**Given request**
All the entries need to be quoted exactly, apart from the pictures, which you should drop.

====

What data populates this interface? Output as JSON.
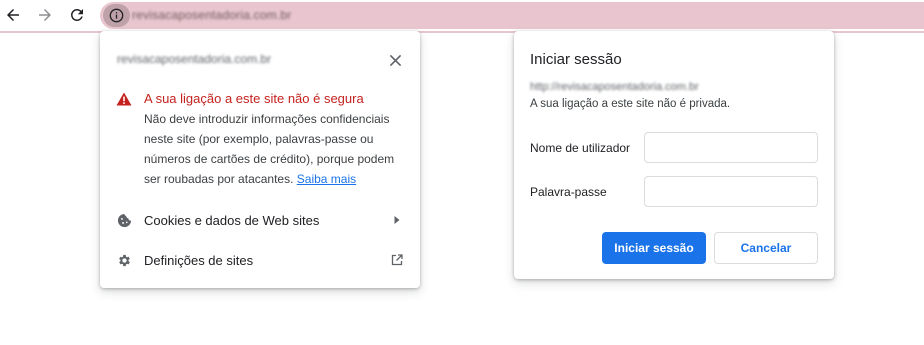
{
  "browser": {
    "url_blurred": "revisacaposentadoria.com.br",
    "icons": {
      "back": "back-arrow-icon",
      "forward": "forward-arrow-icon",
      "reload": "reload-icon",
      "site_info": "info-icon"
    },
    "omnibox_color": "#e9c6cf"
  },
  "site_info_popup": {
    "site_url_blurred": "revisacaposentadoria.com.br",
    "warning_title": "A sua ligação a este site não é segura",
    "warning_body": "Não deve introduzir informações confidenciais neste site (por exemplo, palavras-passe ou números de cartões de crédito), porque podem ser roubadas por atacantes.",
    "learn_more": "Saiba mais",
    "menu": [
      {
        "label": "Cookies e dados de Web sites",
        "icon": "cookie-icon",
        "trail_icon": "chevron-right-icon"
      },
      {
        "label": "Definições de sites",
        "icon": "gear-icon",
        "trail_icon": "external-link-icon"
      }
    ],
    "warning_color": "#c5221f"
  },
  "login_dialog": {
    "title": "Iniciar sessão",
    "origin_blurred": "http://revisacaposentadoria.com.br",
    "note": "A sua ligação a este site não é privada.",
    "username_label": "Nome de utilizador",
    "username_value": "",
    "password_label": "Palavra-passe",
    "password_value": "",
    "submit_label": "Iniciar sessão",
    "cancel_label": "Cancelar",
    "accent_color": "#1a73e8"
  }
}
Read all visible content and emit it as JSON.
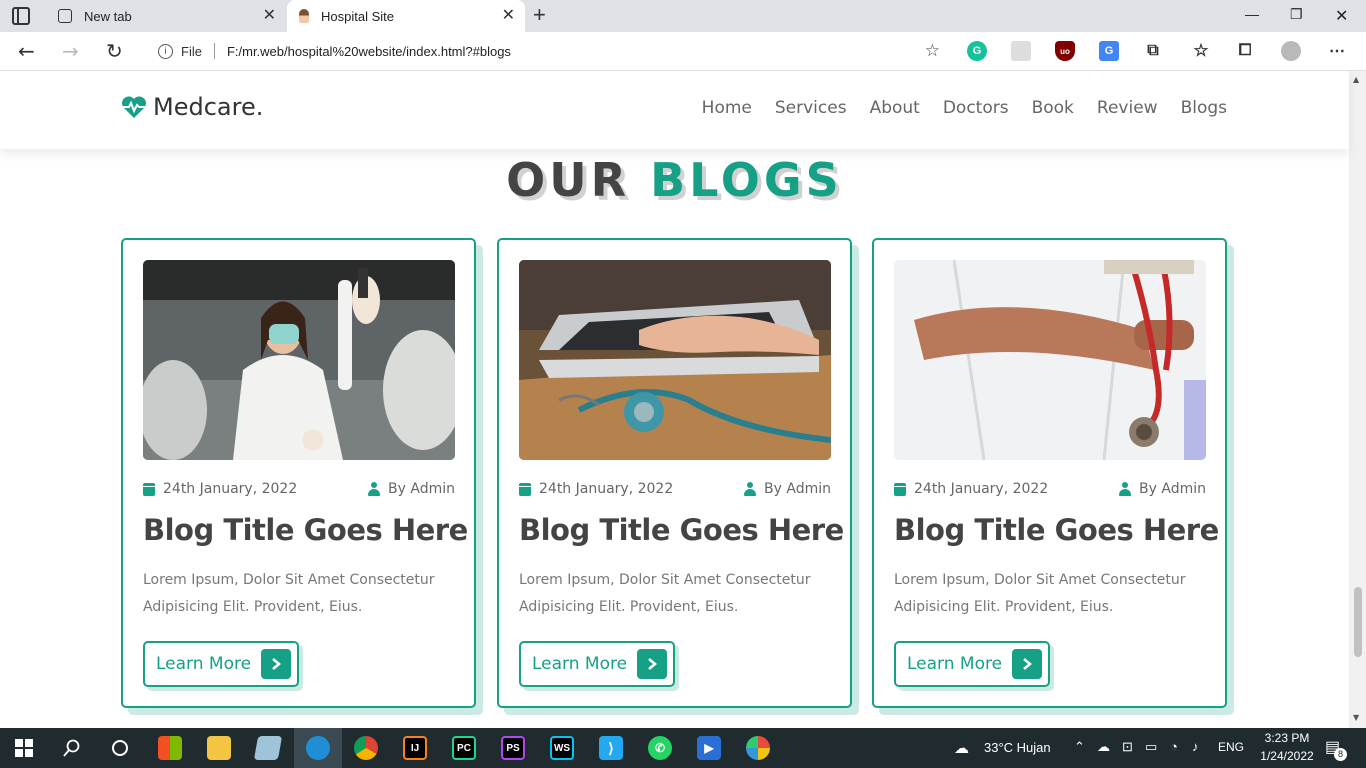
{
  "browser": {
    "tabs": [
      {
        "label": "New tab",
        "active": false
      },
      {
        "label": "Hospital Site",
        "active": true
      }
    ],
    "address": {
      "scheme_label": "File",
      "url": "F:/mr.web/hospital%20website/index.html?#blogs"
    }
  },
  "site": {
    "logo_text": "Medcare.",
    "nav": [
      "Home",
      "Services",
      "About",
      "Doctors",
      "Book",
      "Review",
      "Blogs"
    ],
    "heading": {
      "main": "OUR",
      "accent": "BLOGS"
    },
    "colors": {
      "accent": "#16a085",
      "text": "#444444"
    },
    "blogs": [
      {
        "image": "lab-scientist-photo",
        "date": "24th January, 2022",
        "author": "By Admin",
        "title": "Blog Title Goes Here",
        "description": "Lorem Ipsum, Dolor Sit Amet Consectetur Adipisicing Elit. Provident, Eius.",
        "button": "Learn More"
      },
      {
        "image": "laptop-stethoscope-photo",
        "date": "24th January, 2022",
        "author": "By Admin",
        "title": "Blog Title Goes Here",
        "description": "Lorem Ipsum, Dolor Sit Amet Consectetur Adipisicing Elit. Provident, Eius.",
        "button": "Learn More"
      },
      {
        "image": "doctor-stethoscope-photo",
        "date": "24th January, 2022",
        "author": "By Admin",
        "title": "Blog Title Goes Here",
        "description": "Lorem Ipsum, Dolor Sit Amet Consectetur Adipisicing Elit. Provident, Eius.",
        "button": "Learn More"
      }
    ]
  },
  "taskbar": {
    "weather": "33°C  Hujan",
    "language": "ENG",
    "time": "3:23 PM",
    "date": "1/24/2022",
    "notifications": "8"
  }
}
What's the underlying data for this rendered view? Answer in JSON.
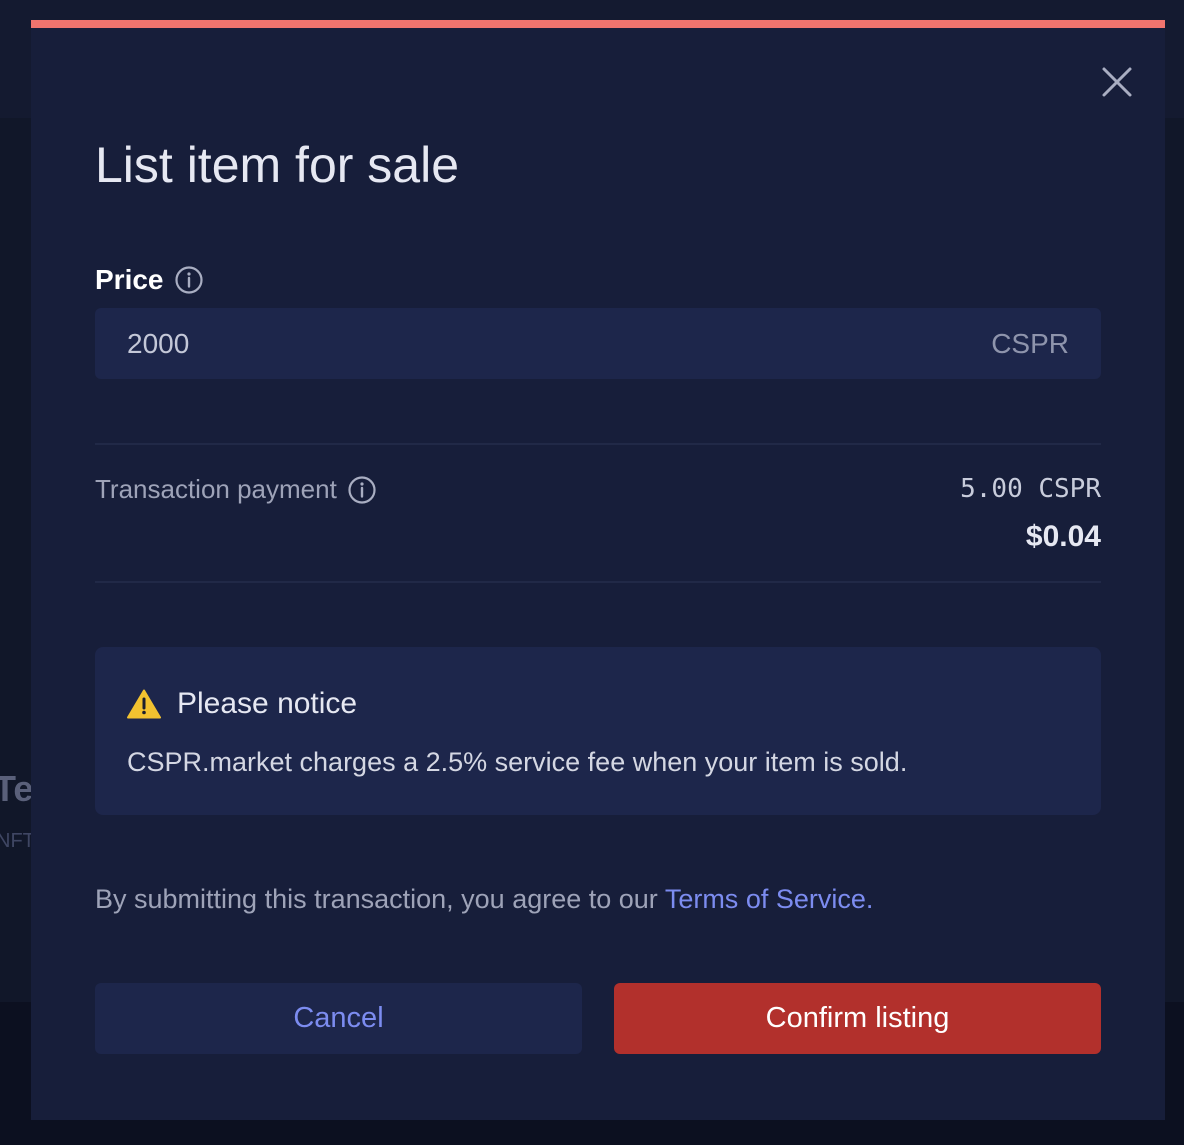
{
  "background": {
    "title_fragment": "Te",
    "subtitle_fragment": "NFT"
  },
  "modal": {
    "title": "List item for sale",
    "close_icon": "close-icon",
    "accent_color": "#f0746e",
    "price": {
      "label": "Price",
      "value": "2000",
      "unit": "CSPR",
      "info_icon": "info-icon"
    },
    "transaction": {
      "label": "Transaction payment",
      "amount": "5.00 CSPR",
      "usd": "$0.04",
      "info_icon": "info-icon"
    },
    "notice": {
      "icon": "warning-icon",
      "title": "Please notice",
      "body": "CSPR.market charges a 2.5% service fee when your item is sold."
    },
    "agreement": {
      "prefix": "By submitting this transaction, you agree to our ",
      "link_text": "Terms of Service."
    },
    "buttons": {
      "cancel": "Cancel",
      "confirm": "Confirm listing",
      "confirm_color": "#b2302c"
    }
  }
}
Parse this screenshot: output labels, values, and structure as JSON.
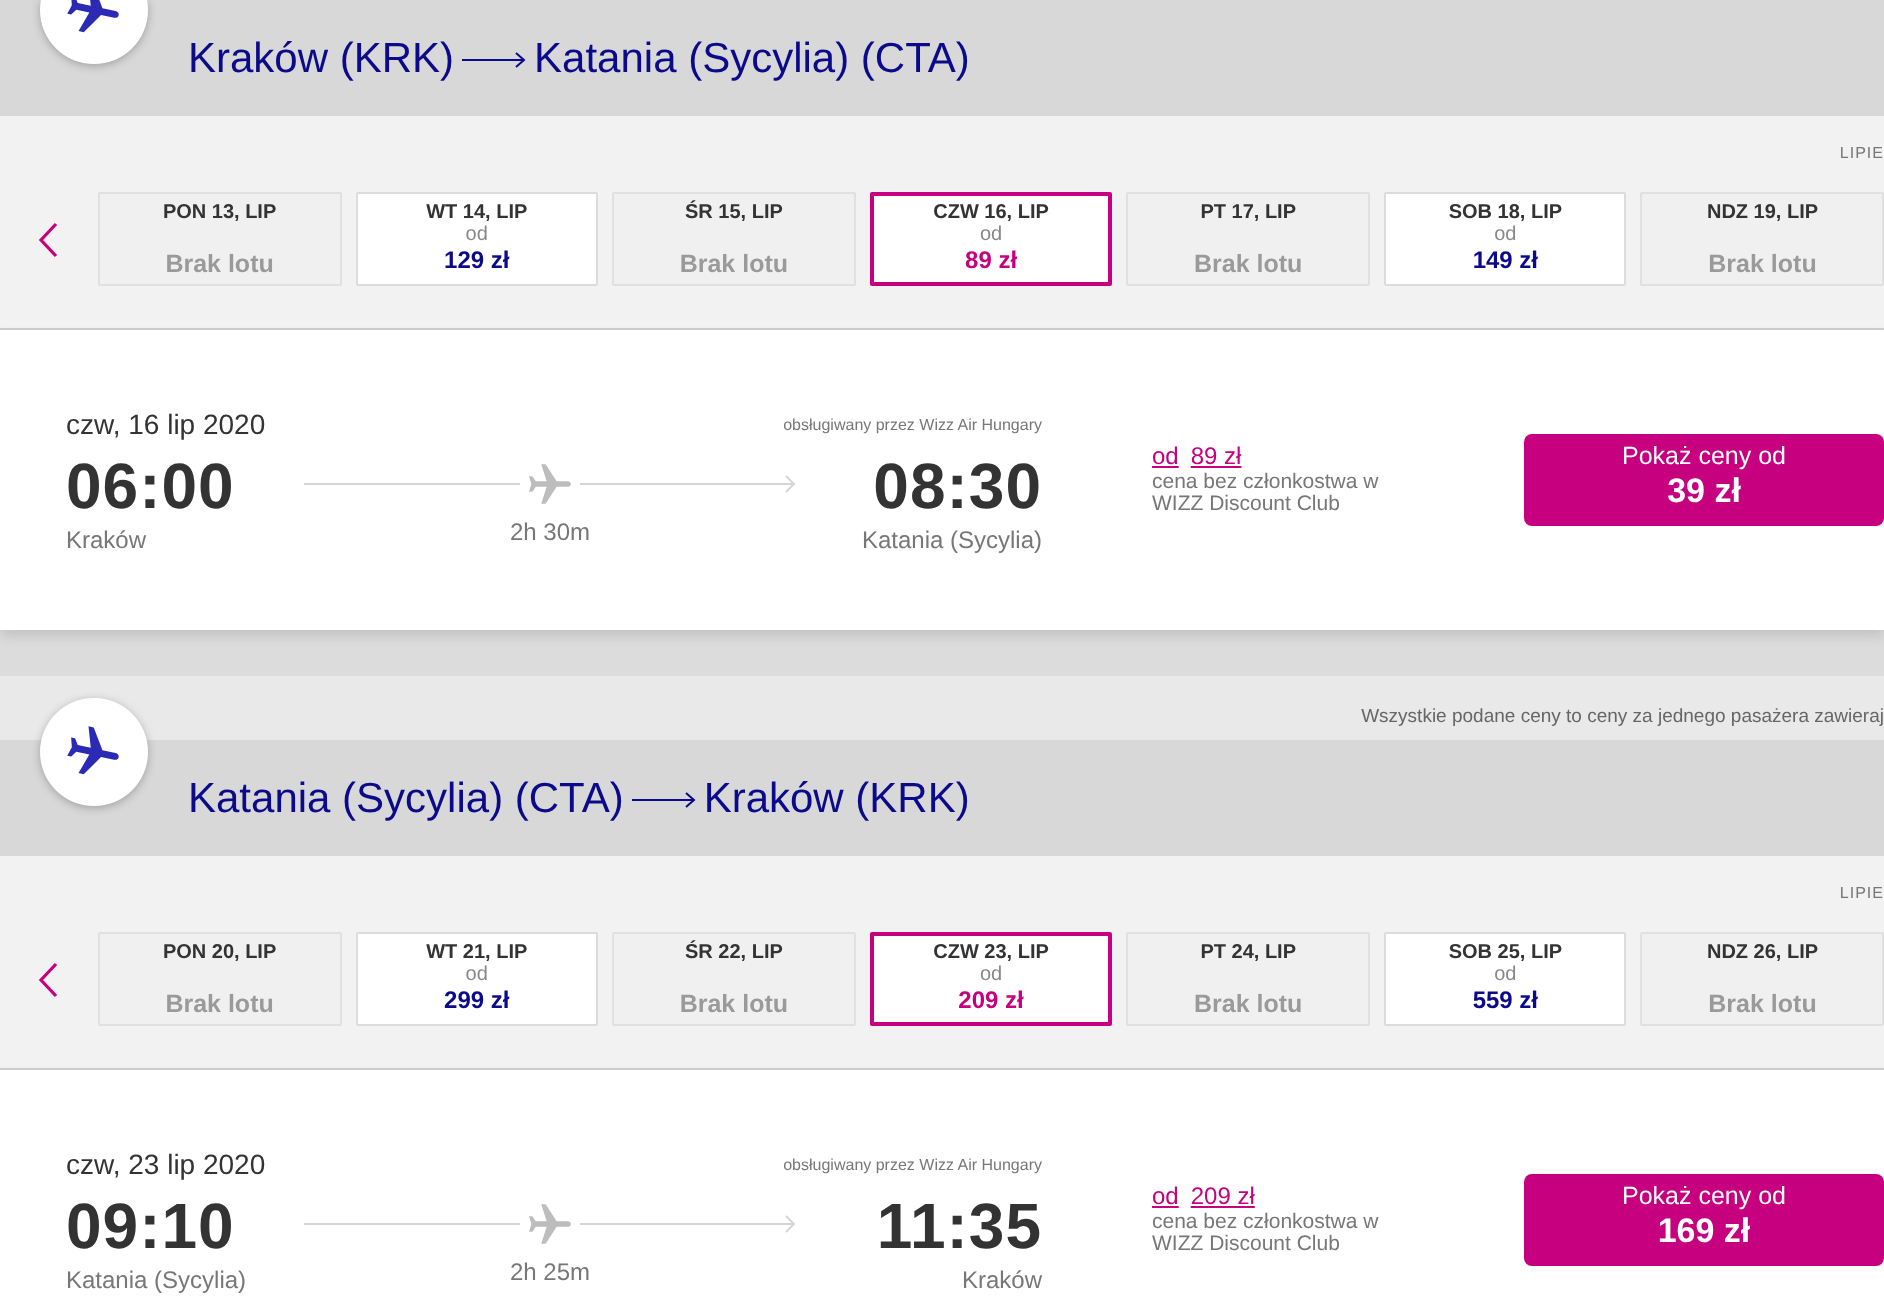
{
  "journeys": [
    {
      "route": {
        "origin": "Kraków (KRK)",
        "destination": "Katania (Sycylia) (CTA)"
      },
      "month_label": "LIPIE",
      "dates": [
        {
          "kind": "no_flight",
          "day": "PON 13, LIP",
          "status": "Brak lotu",
          "selected": false
        },
        {
          "kind": "fare",
          "day": "WT 14, LIP",
          "from": "od",
          "price": "129 zł",
          "selected": false
        },
        {
          "kind": "no_flight",
          "day": "ŚR 15, LIP",
          "status": "Brak lotu",
          "selected": false
        },
        {
          "kind": "fare",
          "day": "CZW 16, LIP",
          "from": "od",
          "price": "89 zł",
          "selected": true
        },
        {
          "kind": "no_flight",
          "day": "PT 17, LIP",
          "status": "Brak lotu",
          "selected": false
        },
        {
          "kind": "fare",
          "day": "SOB 18, LIP",
          "from": "od",
          "price": "149 zł",
          "selected": false
        },
        {
          "kind": "no_flight",
          "day": "NDZ 19, LIP",
          "status": "Brak lotu",
          "selected": false
        }
      ],
      "flight": {
        "date": "czw, 16 lip 2020",
        "operator": "obsługiwany przez Wizz Air Hungary",
        "departure_time": "06:00",
        "departure_city": "Kraków",
        "duration": "2h 30m",
        "arrival_time": "08:30",
        "arrival_city": "Katania (Sycylia)",
        "fare_from": "od",
        "fare_price": "89 zł",
        "fare_note": "cena bez członkostwa w WIZZ Discount Club",
        "button_label": "Pokaż ceny od",
        "button_price": "39 zł"
      }
    },
    {
      "notice": "Wszystkie podane ceny to ceny za jednego pasażera zawieraj",
      "route": {
        "origin": "Katania (Sycylia) (CTA)",
        "destination": "Kraków (KRK)"
      },
      "month_label": "LIPIE",
      "dates": [
        {
          "kind": "no_flight",
          "day": "PON 20, LIP",
          "status": "Brak lotu",
          "selected": false
        },
        {
          "kind": "fare",
          "day": "WT 21, LIP",
          "from": "od",
          "price": "299 zł",
          "selected": false
        },
        {
          "kind": "no_flight",
          "day": "ŚR 22, LIP",
          "status": "Brak lotu",
          "selected": false
        },
        {
          "kind": "fare",
          "day": "CZW 23, LIP",
          "from": "od",
          "price": "209 zł",
          "selected": true
        },
        {
          "kind": "no_flight",
          "day": "PT 24, LIP",
          "status": "Brak lotu",
          "selected": false
        },
        {
          "kind": "fare",
          "day": "SOB 25, LIP",
          "from": "od",
          "price": "559 zł",
          "selected": false
        },
        {
          "kind": "no_flight",
          "day": "NDZ 26, LIP",
          "status": "Brak lotu",
          "selected": false
        }
      ],
      "flight": {
        "date": "czw, 23 lip 2020",
        "operator": "obsługiwany przez Wizz Air Hungary",
        "departure_time": "09:10",
        "departure_city": "Katania (Sycylia)",
        "duration": "2h 25m",
        "arrival_time": "11:35",
        "arrival_city": "Kraków",
        "fare_from": "od",
        "fare_price": "209 zł",
        "fare_note": "cena bez członkostwa w WIZZ Discount Club",
        "button_label": "Pokaż ceny od",
        "button_price": "169 zł"
      }
    }
  ]
}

====

**Exercise answer**
What data populates this interface? Output as JSON.
{
  "browser": {
    "url_blurred": "revisacaposentadoria.com.br",
    "icons": {
      "back": "back-arrow-icon",
      "forward": "forward-arrow-icon",
      "reload": "reload-icon",
      "site_info": "info-icon"
    },
    "omnibox_color": "#e9c6cf"
  },
  "site_info_popup": {
    "site_url_blurred": "revisacaposentadoria.com.br",
    "warning_title": "A sua ligação a este site não é segura",
    "warning_body": "Não deve introduzir informações confidenciais neste site (por exemplo, palavras-passe ou números de cartões de crédito), porque podem ser roubadas por atacantes.",
    "learn_more": "Saiba mais",
    "menu": [
      {
        "label": "Cookies e dados de Web sites",
        "icon": "cookie-icon",
        "trail_icon": "chevron-right-icon"
      },
      {
        "label": "Definições de sites",
        "icon": "gear-icon",
        "trail_icon": "external-link-icon"
      }
    ],
    "warning_color": "#c5221f"
  },
  "login_dialog": {
    "title": "Iniciar sessão",
    "origin_blurred": "http://revisacaposentadoria.com.br",
    "note": "A sua ligação a este site não é privada.",
    "username_label": "Nome de utilizador",
    "username_value": "",
    "password_label": "Palavra-passe",
    "password_value": "",
    "submit_label": "Iniciar sessão",
    "cancel_label": "Cancelar",
    "accent_color": "#1a73e8"
  }
}
Read all visible content and emit it as JSON.
{
  "browser": {
    "tabs": [
      {
        "label": "New tab",
        "active": false
      },
      {
        "label": "Hospital Site",
        "active": true
      }
    ],
    "address": {
      "scheme_label": "File",
      "url": "F:/mr.web/hospital%20website/index.html?#blogs"
    }
  },
  "site": {
    "logo_text": "Medcare.",
    "nav": [
      "Home",
      "Services",
      "About",
      "Doctors",
      "Book",
      "Review",
      "Blogs"
    ],
    "heading": {
      "main": "OUR",
      "accent": "BLOGS"
    },
    "colors": {
      "accent": "#16a085",
      "text": "#444444"
    },
    "blogs": [
      {
        "image": "lab-scientist-photo",
        "date": "24th January, 2022",
        "author": "By Admin",
        "title": "Blog Title Goes Here",
        "description": "Lorem Ipsum, Dolor Sit Amet Consectetur Adipisicing Elit. Provident, Eius.",
        "button": "Learn More"
      },
      {
        "image": "laptop-stethoscope-photo",
        "date": "24th January, 2022",
        "author": "By Admin",
        "title": "Blog Title Goes Here",
        "description": "Lorem Ipsum, Dolor Sit Amet Consectetur Adipisicing Elit. Provident, Eius.",
        "button": "Learn More"
      },
      {
        "image": "doctor-stethoscope-photo",
        "date": "24th January, 2022",
        "author": "By Admin",
        "title": "Blog Title Goes Here",
        "description": "Lorem Ipsum, Dolor Sit Amet Consectetur Adipisicing Elit. Provident, Eius.",
        "button": "Learn More"
      }
    ]
  },
  "taskbar": {
    "weather": "33°C  Hujan",
    "language": "ENG",
    "time": "3:23 PM",
    "date": "1/24/2022",
    "notifications": "8"
  }
}
What's the underlying data for this rendered view? Answer in JSON.
{
  "background": {
    "title_fragment": "Te",
    "subtitle_fragment": "NFT"
  },
  "modal": {
    "title": "List item for sale",
    "close_icon": "close-icon",
    "accent_color": "#f0746e",
    "price": {
      "label": "Price",
      "value": "2000",
      "unit": "CSPR",
      "info_icon": "info-icon"
    },
    "transaction": {
      "label": "Transaction payment",
      "amount": "5.00 CSPR",
      "usd": "$0.04",
      "info_icon": "info-icon"
    },
    "notice": {
      "icon": "warning-icon",
      "title": "Please notice",
      "body": "CSPR.market charges a 2.5% service fee when your item is sold."
    },
    "agreement": {
      "prefix": "By submitting this transaction, you agree to our ",
      "link_text": "Terms of Service."
    },
    "buttons": {
      "cancel": "Cancel",
      "confirm": "Confirm listing",
      "confirm_color": "#b2302c"
    }
  }
}
Parse this screenshot: output labels, values, and structure as JSON.
{
  "journeys": [
    {
      "route": {
        "origin": "Kraków (KRK)",
        "destination": "Katania (Sycylia) (CTA)"
      },
      "month_label": "LIPIE",
      "dates": [
        {
          "kind": "no_flight",
          "day": "PON 13, LIP",
          "status": "Brak lotu",
          "selected": false
        },
        {
          "kind": "fare",
          "day": "WT 14, LIP",
          "from": "od",
          "price": "129 zł",
          "selected": false
        },
        {
          "kind": "no_flight",
          "day": "ŚR 15, LIP",
          "status": "Brak lotu",
          "selected": false
        },
        {
          "kind": "fare",
          "day": "CZW 16, LIP",
          "from": "od",
          "price": "89 zł",
          "selected": true
        },
        {
          "kind": "no_flight",
          "day": "PT 17, LIP",
          "status": "Brak lotu",
          "selected": false
        },
        {
          "kind": "fare",
          "day": "SOB 18, LIP",
          "from": "od",
          "price": "149 zł",
          "selected": false
        },
        {
          "kind": "no_flight",
          "day": "NDZ 19, LIP",
          "status": "Brak lotu",
          "selected": false
        }
      ],
      "flight": {
        "date": "czw, 16 lip 2020",
        "operator": "obsługiwany przez Wizz Air Hungary",
        "departure_time": "06:00",
        "departure_city": "Kraków",
        "duration": "2h 30m",
        "arrival_time": "08:30",
        "arrival_city": "Katania (Sycylia)",
        "fare_from": "od",
        "fare_price": "89 zł",
        "fare_note": "cena bez członkostwa w WIZZ Discount Club",
        "button_label": "Pokaż ceny od",
        "button_price": "39 zł"
      }
    },
    {
      "notice": "Wszystkie podane ceny to ceny za jednego pasażera zawieraj",
      "route": {
        "origin": "Katania (Sycylia) (CTA)",
        "destination": "Kraków (KRK)"
      },
      "month_label": "LIPIE",
      "dates": [
        {
          "kind": "no_flight",
          "day": "PON 20, LIP",
          "status": "Brak lotu",
          "selected": false
        },
        {
          "kind": "fare",
          "day": "WT 21, LIP",
          "from": "od",
          "price": "299 zł",
          "selected": false
        },
        {
          "kind": "no_flight",
          "day": "ŚR 22, LIP",
          "status": "Brak lotu",
          "selected": false
        },
        {
          "kind": "fare",
          "day": "CZW 23, LIP",
          "from": "od",
          "price": "209 zł",
          "selected": true
        },
        {
          "kind": "no_flight",
          "day": "PT 24, LIP",
          "status": "Brak lotu",
          "selected": false
        },
        {
          "kind": "fare",
          "day": "SOB 25, LIP",
          "from": "od",
          "price": "559 zł",
          "selected": false
        },
        {
          "kind": "no_flight",
          "day": "NDZ 26, LIP",
          "status": "Brak lotu",
          "selected": false
        }
      ],
      "flight": {
        "date": "czw, 23 lip 2020",
        "operator": "obsługiwany przez Wizz Air Hungary",
        "departure_time": "09:10",
        "departure_city": "Katania (Sycylia)",
        "duration": "2h 25m",
        "arrival_time": "11:35",
        "arrival_city": "Kraków",
        "fare_from": "od",
        "fare_price": "209 zł",
        "fare_note": "cena bez członkostwa w WIZZ Discount Club",
        "button_label": "Pokaż ceny od",
        "button_price": "169 zł"
      }
    }
  ]
}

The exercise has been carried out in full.